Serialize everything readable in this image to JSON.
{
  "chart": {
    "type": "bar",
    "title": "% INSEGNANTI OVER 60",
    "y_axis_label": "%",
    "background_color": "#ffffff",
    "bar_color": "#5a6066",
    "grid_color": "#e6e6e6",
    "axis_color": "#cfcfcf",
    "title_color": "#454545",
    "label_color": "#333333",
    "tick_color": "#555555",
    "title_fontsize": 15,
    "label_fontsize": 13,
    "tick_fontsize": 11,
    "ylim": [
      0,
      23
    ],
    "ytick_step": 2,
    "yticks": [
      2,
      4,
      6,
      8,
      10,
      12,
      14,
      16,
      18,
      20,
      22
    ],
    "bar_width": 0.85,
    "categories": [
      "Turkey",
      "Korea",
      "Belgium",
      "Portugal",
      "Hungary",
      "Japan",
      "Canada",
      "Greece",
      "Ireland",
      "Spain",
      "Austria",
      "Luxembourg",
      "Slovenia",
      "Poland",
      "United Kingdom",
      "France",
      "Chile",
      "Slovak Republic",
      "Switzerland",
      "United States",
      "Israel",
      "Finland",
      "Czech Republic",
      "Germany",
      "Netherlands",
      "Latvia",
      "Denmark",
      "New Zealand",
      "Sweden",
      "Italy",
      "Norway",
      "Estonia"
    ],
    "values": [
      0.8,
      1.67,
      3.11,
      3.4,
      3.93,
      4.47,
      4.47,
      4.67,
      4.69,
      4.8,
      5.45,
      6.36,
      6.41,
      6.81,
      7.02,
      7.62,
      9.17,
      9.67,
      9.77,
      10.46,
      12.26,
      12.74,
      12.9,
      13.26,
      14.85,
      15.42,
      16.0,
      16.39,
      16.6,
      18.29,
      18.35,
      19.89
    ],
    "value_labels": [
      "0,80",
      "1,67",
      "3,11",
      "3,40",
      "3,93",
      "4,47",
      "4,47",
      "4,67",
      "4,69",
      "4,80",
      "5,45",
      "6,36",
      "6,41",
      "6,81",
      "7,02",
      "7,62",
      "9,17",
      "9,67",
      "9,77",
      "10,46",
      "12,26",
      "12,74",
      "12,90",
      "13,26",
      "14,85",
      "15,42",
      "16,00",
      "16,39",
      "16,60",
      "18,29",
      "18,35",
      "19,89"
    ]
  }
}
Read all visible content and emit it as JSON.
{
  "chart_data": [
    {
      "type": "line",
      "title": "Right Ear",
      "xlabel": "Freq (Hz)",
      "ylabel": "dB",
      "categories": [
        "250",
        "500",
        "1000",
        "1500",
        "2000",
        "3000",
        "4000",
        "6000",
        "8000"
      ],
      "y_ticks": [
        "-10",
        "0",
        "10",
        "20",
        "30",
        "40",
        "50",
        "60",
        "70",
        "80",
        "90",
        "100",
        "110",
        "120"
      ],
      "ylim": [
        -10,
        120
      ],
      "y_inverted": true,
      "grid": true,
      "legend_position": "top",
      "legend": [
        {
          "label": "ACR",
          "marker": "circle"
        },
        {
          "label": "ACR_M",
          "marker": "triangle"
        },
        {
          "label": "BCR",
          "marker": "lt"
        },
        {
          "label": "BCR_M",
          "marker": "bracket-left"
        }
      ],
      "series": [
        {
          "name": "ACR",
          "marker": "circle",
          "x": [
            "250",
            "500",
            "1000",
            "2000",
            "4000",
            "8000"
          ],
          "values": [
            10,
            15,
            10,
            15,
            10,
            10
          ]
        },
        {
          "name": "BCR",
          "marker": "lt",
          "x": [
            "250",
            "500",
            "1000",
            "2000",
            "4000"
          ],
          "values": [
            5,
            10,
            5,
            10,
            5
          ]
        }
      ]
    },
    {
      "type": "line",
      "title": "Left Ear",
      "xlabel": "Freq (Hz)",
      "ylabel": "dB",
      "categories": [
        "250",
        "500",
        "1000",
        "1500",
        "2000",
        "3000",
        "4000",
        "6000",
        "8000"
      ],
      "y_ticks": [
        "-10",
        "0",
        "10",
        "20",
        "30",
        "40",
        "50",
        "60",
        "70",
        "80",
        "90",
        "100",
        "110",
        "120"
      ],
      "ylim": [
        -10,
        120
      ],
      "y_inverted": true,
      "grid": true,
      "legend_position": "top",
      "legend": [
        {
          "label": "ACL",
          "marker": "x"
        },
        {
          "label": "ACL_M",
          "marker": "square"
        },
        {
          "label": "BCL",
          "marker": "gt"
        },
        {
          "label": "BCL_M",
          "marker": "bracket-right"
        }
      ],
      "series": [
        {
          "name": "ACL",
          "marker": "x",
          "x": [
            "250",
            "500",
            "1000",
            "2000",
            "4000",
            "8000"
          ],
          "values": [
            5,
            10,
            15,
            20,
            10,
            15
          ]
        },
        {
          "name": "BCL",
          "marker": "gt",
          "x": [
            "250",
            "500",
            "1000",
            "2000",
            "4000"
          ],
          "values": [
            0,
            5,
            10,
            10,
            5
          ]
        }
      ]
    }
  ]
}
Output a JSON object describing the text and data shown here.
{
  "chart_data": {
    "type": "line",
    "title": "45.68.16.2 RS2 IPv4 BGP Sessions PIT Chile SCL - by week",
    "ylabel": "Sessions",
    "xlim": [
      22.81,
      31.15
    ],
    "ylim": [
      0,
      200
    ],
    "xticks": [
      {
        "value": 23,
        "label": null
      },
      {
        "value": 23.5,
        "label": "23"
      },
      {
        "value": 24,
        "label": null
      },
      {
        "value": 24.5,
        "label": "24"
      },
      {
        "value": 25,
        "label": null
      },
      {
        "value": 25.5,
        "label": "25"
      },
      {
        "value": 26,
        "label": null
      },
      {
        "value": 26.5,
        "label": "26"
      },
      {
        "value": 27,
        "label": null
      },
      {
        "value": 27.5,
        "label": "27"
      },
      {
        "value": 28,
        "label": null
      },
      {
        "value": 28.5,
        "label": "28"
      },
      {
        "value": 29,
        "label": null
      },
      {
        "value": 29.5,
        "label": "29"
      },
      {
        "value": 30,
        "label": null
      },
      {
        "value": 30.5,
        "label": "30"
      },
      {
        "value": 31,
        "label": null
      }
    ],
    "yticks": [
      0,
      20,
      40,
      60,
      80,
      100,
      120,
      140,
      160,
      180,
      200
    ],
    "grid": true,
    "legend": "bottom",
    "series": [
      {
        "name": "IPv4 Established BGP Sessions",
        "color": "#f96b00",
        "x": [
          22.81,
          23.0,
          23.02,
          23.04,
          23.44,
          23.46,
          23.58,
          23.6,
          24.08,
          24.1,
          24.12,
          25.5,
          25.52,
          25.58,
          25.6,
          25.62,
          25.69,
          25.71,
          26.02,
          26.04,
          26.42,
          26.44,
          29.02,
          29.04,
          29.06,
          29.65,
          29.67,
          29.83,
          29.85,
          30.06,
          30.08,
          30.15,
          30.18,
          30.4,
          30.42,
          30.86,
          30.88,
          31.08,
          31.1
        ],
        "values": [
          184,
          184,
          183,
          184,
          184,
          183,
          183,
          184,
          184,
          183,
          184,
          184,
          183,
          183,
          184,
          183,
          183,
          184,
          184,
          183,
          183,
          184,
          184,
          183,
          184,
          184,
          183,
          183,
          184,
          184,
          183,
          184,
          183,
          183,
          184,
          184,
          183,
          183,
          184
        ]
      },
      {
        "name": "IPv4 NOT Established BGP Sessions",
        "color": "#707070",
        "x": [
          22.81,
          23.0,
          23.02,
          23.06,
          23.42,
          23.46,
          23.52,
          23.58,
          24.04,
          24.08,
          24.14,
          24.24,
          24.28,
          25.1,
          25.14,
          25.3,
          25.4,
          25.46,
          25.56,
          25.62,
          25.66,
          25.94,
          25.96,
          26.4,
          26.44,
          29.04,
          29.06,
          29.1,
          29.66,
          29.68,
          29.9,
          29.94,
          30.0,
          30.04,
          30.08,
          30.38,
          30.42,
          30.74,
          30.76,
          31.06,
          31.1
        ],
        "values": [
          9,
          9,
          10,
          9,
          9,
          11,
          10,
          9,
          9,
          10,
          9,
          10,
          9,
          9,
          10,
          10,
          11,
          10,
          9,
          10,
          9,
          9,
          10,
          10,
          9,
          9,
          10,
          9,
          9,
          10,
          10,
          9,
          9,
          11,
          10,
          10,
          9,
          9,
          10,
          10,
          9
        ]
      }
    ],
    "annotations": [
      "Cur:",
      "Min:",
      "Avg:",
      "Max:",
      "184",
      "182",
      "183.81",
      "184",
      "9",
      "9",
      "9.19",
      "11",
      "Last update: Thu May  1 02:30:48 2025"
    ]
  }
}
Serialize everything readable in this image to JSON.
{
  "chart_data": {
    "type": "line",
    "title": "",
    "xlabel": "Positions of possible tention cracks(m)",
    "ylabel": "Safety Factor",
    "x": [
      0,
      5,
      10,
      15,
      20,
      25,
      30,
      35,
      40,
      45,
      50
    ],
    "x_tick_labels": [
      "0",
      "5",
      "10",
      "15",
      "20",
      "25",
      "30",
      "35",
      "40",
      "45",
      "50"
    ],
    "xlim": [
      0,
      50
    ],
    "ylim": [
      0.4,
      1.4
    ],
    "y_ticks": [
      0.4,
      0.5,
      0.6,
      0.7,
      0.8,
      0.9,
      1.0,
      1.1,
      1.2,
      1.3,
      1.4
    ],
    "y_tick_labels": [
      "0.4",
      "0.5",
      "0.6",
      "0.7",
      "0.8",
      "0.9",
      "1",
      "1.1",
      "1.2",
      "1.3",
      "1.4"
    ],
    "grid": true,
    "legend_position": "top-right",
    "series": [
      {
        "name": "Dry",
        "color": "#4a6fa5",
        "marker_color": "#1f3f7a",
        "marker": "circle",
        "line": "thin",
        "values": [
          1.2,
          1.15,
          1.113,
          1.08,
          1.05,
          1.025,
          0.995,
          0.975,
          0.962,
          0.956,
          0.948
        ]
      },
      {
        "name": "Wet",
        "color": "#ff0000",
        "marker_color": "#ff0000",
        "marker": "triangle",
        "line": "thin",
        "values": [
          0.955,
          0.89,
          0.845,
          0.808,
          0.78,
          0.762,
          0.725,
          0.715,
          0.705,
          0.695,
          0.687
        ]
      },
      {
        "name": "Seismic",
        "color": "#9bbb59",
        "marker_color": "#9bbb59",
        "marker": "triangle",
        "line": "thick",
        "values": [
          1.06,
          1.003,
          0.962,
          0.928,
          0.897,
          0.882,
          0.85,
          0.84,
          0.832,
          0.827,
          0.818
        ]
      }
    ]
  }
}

DIRECTION:
Copy out each line in the listing that has the word "Established".

SOLUTION TO THE EXERCISE:
        "name": "IPv4 Established BGP Sessions",
        "name": "IPv4 NOT Established BGP Sessions",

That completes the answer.